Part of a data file
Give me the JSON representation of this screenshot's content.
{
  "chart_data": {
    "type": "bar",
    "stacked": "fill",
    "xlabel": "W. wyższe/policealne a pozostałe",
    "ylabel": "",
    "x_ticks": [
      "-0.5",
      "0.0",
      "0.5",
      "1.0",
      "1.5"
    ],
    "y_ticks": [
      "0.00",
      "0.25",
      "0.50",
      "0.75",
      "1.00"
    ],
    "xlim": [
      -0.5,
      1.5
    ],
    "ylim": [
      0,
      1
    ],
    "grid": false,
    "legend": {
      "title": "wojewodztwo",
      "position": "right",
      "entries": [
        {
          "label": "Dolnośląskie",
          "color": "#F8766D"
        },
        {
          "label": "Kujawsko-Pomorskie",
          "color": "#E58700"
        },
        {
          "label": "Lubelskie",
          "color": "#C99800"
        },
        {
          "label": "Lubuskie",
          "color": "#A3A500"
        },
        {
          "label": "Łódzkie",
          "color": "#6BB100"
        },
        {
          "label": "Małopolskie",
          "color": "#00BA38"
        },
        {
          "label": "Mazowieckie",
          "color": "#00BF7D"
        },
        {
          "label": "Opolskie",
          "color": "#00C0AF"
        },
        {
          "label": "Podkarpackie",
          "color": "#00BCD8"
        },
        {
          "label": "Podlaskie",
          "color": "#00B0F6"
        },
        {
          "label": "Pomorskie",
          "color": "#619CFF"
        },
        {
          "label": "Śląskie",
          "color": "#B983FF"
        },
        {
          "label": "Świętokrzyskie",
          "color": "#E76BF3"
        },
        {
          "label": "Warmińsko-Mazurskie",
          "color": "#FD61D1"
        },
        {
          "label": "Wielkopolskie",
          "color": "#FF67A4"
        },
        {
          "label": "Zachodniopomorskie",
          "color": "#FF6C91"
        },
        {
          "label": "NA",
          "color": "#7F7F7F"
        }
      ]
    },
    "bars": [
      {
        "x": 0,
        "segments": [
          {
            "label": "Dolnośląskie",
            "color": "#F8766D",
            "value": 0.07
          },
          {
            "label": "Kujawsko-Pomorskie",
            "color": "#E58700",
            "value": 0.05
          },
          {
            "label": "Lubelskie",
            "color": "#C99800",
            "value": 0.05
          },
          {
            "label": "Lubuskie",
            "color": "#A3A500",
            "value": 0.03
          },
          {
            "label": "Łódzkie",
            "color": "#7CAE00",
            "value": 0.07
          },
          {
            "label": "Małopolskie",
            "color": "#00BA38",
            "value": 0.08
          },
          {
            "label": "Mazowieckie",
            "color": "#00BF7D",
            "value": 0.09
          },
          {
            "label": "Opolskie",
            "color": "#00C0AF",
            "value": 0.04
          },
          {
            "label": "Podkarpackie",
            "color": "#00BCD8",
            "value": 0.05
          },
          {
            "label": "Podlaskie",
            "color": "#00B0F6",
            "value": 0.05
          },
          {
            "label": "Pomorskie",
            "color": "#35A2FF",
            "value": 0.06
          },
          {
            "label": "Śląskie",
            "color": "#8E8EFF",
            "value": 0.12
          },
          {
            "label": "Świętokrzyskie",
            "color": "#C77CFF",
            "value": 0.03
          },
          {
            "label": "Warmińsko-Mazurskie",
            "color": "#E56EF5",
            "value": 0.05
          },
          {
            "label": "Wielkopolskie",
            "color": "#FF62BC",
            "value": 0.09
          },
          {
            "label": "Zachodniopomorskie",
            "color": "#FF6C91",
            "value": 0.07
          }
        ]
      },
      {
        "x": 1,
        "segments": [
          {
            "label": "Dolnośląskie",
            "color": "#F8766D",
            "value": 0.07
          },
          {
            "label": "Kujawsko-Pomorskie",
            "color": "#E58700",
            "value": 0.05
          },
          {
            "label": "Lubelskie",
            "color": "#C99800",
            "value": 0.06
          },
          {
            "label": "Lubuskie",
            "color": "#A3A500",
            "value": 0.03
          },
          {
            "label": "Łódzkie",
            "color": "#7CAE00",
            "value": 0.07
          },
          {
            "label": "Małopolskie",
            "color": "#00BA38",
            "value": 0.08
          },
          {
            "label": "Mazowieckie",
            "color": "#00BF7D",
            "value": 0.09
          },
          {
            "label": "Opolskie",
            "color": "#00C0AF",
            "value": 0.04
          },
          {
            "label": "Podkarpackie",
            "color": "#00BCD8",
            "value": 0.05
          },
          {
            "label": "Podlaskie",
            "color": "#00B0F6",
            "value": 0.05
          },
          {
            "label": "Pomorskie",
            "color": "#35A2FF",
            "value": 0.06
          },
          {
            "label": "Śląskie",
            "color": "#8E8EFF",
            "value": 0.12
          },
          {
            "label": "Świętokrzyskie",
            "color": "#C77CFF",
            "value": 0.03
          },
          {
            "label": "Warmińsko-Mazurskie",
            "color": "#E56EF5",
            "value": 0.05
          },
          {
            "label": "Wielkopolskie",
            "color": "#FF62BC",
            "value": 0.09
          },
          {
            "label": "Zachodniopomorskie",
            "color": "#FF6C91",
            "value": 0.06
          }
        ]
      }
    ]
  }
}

● **TASK DETAILS**
Transcribe every entry word for word.

● **ANSWER TO THIS EXERCISE**
Give me the JSON representation of this screenshot's content.
{
  "chart_data": {
    "type": "bar",
    "stacked": "fill",
    "xlabel": "W. wyższe/policealne a pozostałe",
    "ylabel": "",
    "x_ticks": [
      "-0.5",
      "0.0",
      "0.5",
      "1.0",
      "1.5"
    ],
    "y_ticks": [
      "0.00",
      "0.25",
      "0.50",
      "0.75",
      "1.00"
    ],
    "xlim": [
      -0.5,
      1.5
    ],
    "ylim": [
      0,
      1
    ],
    "grid": false,
    "legend": {
      "title": "wojewodztwo",
      "position": "right",
      "entries": [
        {
          "label": "Dolnośląskie",
          "color": "#F8766D"
        },
        {
          "label": "Kujawsko-Pomorskie",
          "color": "#E58700"
        },
        {
          "label": "Lubelskie",
          "color": "#C99800"
        },
        {
          "label": "Lubuskie",
          "color": "#A3A500"
        },
        {
          "label": "Łódzkie",
          "color": "#6BB100"
        },
        {
          "label": "Małopolskie",
          "color": "#00BA38"
        },
        {
          "label": "Mazowieckie",
          "color": "#00BF7D"
        },
        {
          "label": "Opolskie",
          "color": "#00C0AF"
        },
        {
          "label": "Podkarpackie",
          "color": "#00BCD8"
        },
        {
          "label": "Podlaskie",
          "color": "#00B0F6"
        },
        {
          "label": "Pomorskie",
          "color": "#619CFF"
        },
        {
          "label": "Śląskie",
          "color": "#B983FF"
        },
        {
          "label": "Świętokrzyskie",
          "color": "#E76BF3"
        },
        {
          "label": "Warmińsko-Mazurskie",
          "color": "#FD61D1"
        },
        {
          "label": "Wielkopolskie",
          "color": "#FF67A4"
        },
        {
          "label": "Zachodniopomorskie",
          "color": "#FF6C91"
        },
        {
          "label": "NA",
          "color": "#7F7F7F"
        }
      ]
    },
    "bars": [
      {
        "x": 0,
        "segments": [
          {
            "label": "Dolnośląskie",
            "color": "#F8766D",
            "value": 0.07
          },
          {
            "label": "Kujawsko-Pomorskie",
            "color": "#E58700",
            "value": 0.05
          },
          {
            "label": "Lubelskie",
            "color": "#C99800",
            "value": 0.05
          },
          {
            "label": "Lubuskie",
            "color": "#A3A500",
            "value": 0.03
          },
          {
            "label": "Łódzkie",
            "color": "#7CAE00",
            "value": 0.07
          },
          {
            "label": "Małopolskie",
            "color": "#00BA38",
            "value": 0.08
          },
          {
            "label": "Mazowieckie",
            "color": "#00BF7D",
            "value": 0.09
          },
          {
            "label": "Opolskie",
            "color": "#00C0AF",
            "value": 0.04
          },
          {
            "label": "Podkarpackie",
            "color": "#00BCD8",
            "value": 0.05
          },
          {
            "label": "Podlaskie",
            "color": "#00B0F6",
            "value": 0.05
          },
          {
            "label": "Pomorskie",
            "color": "#35A2FF",
            "value": 0.06
          },
          {
            "label": "Śląskie",
            "color": "#8E8EFF",
            "value": 0.12
          },
          {
            "label": "Świętokrzyskie",
            "color": "#C77CFF",
            "value": 0.03
          },
          {
            "label": "Warmińsko-Mazurskie",
            "color": "#E56EF5",
            "value": 0.05
          },
          {
            "label": "Wielkopolskie",
            "color": "#FF62BC",
            "value": 0.09
          },
          {
            "label": "Zachodniopomorskie",
            "color": "#FF6C91",
            "value": 0.07
          }
        ]
      },
      {
        "x": 1,
        "segments": [
          {
            "label": "Dolnośląskie",
            "color": "#F8766D",
            "value": 0.07
          },
          {
            "label": "Kujawsko-Pomorskie",
            "color": "#E58700",
            "value": 0.05
          },
          {
            "label": "Lubelskie",
            "color": "#C99800",
            "value": 0.06
          },
          {
            "label": "Lubuskie",
            "color": "#A3A500",
            "value": 0.03
          },
          {
            "label": "Łódzkie",
            "color": "#7CAE00",
            "value": 0.07
          },
          {
            "label": "Małopolskie",
            "color": "#00BA38",
            "value": 0.08
          },
          {
            "label": "Mazowieckie",
            "color": "#00BF7D",
            "value": 0.09
          },
          {
            "label": "Opolskie",
            "color": "#00C0AF",
            "value": 0.04
          },
          {
            "label": "Podkarpackie",
            "color": "#00BCD8",
            "value": 0.05
          },
          {
            "label": "Podlaskie",
            "color": "#00B0F6",
            "value": 0.05
          },
          {
            "label": "Pomorskie",
            "color": "#35A2FF",
            "value": 0.06
          },
          {
            "label": "Śląskie",
            "color": "#8E8EFF",
            "value": 0.12
          },
          {
            "label": "Świętokrzyskie",
            "color": "#C77CFF",
            "value": 0.03
          },
          {
            "label": "Warmińsko-Mazurskie",
            "color": "#E56EF5",
            "value": 0.05
          },
          {
            "label": "Wielkopolskie",
            "color": "#FF62BC",
            "value": 0.09
          },
          {
            "label": "Zachodniopomorskie",
            "color": "#FF6C91",
            "value": 0.06
          }
        ]
      }
    ]
  }
}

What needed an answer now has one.